— begin —

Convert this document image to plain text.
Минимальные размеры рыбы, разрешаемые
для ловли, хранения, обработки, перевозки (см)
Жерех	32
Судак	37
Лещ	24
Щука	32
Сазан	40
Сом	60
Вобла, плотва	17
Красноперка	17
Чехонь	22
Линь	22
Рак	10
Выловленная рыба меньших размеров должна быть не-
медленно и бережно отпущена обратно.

— end —

» STATED PROBLEM
Reproduce each entry from the records above, character for character.

» EXERCISE RESPONSE
Convert this document image to plain text.
Минимальные размеры рыбы, разрешаемые
для ловли, хранения, обработки, перевозки (см)
Жерех	32
Судак	37
Лещ	24
Щука	32
Сазан	40
Сом	60
Вобла, плотва	17
Красноперка	17
Чехонь	22
Линь	22
Рак	10
Выловленная рыба меньших размеров должна быть не-
медленно и бережно отпущена обратно.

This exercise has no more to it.